++++ EXERCISE TEXT

For the next decade, well into the late ’60s the hits of Leiber and Stoller were constantly at the top of the charts, including the memorable “Stand By Me,” “Spanish Harlem” and “I (Who Have Nothing),” by Ben E. King; “On Broadway,” “Dance With Me” and “Drip Drop” by The Drifters; LaVern Baker’s “Saved” and Ruth Brown’s “Lucky Lips.”

During this same productive period, there were other Leiber and Stoller smashes, including “Love Potion #9,” by The Clovers, “Only In America” by Jay and The Americans, “I Keep Forgettin,” by Chuck Jackson, Wilbert Harrison’s “Kansas City,” The Drifters’ “There Goes My Baby” and “Fools Fall In Love,” “Black Denim Trousers and Motorcycle Boots” by The Cheers and “Ruby Baby” by Dion DiMucci. [And virtually everything by The Coasters.]

Following the triumph of “Hound Dog,” Elvis Presley actually went on to record more than 20 Leiber and Stoller songs, including such highlights as “Loving You,” “Bossa Nova Baby,” “She’s Not You” and “Santa Claus Is Back In Town.” [And “Jailhouse Rock.”]

Songwriters Hall of Fame

Ted Kooser, former poet laureate of the United States (2004–2006), author of many poetry collections, and winner of the 2005 Pulitzer Prize for Poetry is 74 today.

++++++++
++++ SUPPLIED INFORMATION

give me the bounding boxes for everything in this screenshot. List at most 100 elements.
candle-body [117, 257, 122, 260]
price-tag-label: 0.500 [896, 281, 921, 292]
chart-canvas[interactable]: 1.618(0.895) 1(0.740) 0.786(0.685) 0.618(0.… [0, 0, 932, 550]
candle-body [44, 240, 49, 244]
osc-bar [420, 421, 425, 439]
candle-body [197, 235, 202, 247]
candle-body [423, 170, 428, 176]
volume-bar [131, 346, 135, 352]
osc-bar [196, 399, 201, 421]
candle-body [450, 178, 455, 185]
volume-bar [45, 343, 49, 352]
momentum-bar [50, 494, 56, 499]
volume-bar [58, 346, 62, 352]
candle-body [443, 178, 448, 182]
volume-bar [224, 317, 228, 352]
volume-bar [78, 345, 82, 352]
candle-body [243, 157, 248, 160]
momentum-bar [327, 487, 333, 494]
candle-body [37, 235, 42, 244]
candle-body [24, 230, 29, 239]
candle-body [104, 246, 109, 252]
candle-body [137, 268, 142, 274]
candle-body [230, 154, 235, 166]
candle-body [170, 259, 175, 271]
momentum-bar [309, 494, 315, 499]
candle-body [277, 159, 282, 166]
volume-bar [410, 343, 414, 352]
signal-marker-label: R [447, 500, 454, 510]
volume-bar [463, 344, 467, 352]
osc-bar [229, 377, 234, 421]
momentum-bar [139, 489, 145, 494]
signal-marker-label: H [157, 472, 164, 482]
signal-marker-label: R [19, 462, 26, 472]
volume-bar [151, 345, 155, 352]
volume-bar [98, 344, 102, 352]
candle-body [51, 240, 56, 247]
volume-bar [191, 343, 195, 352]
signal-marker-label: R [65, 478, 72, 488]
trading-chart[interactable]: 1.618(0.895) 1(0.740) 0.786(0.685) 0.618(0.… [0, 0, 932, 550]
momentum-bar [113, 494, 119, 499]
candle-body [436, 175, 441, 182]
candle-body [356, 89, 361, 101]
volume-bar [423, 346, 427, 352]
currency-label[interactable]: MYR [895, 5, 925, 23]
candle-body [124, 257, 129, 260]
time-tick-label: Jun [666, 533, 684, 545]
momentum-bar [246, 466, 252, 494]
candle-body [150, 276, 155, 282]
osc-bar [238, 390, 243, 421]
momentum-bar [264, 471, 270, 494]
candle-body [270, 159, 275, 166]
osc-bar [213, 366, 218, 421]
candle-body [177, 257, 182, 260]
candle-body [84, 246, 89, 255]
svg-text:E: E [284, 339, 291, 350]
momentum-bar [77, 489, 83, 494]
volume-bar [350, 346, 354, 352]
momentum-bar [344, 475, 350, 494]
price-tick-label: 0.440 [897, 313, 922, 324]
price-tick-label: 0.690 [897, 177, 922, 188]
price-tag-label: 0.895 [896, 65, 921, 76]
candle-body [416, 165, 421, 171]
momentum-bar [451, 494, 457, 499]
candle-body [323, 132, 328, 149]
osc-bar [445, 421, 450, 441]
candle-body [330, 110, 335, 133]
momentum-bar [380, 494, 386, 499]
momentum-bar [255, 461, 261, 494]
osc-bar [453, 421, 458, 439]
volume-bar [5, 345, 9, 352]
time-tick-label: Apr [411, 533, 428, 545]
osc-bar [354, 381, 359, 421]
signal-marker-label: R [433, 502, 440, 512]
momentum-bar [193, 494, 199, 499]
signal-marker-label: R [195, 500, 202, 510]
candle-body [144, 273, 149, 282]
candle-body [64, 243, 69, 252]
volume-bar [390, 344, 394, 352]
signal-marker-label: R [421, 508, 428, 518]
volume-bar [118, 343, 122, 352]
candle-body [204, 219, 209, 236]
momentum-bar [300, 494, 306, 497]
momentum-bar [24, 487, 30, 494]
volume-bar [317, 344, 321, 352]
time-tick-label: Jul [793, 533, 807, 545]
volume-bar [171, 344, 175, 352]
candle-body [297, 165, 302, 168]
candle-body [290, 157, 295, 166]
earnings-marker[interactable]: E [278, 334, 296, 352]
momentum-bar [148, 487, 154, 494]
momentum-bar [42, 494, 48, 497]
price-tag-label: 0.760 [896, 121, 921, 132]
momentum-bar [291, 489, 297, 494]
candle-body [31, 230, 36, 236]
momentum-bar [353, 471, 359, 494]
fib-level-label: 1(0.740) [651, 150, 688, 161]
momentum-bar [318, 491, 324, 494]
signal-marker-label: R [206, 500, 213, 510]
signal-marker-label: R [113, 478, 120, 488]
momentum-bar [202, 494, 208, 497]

++++++++

- TASK TO CARRY OUT -
From the text on Leiber and Stoller, extract the passage from "Ted Kooser, former" up to and including "is 74 today.". The material is separate from the text on Leiber and Stoller.

- FINISHED EXERCISE -
Ted Kooser, former poet laureate of the United States (2004–2006), author of many poetry collections, and winner of the 2005 Pulitzer Prize for Poetry is 74 today.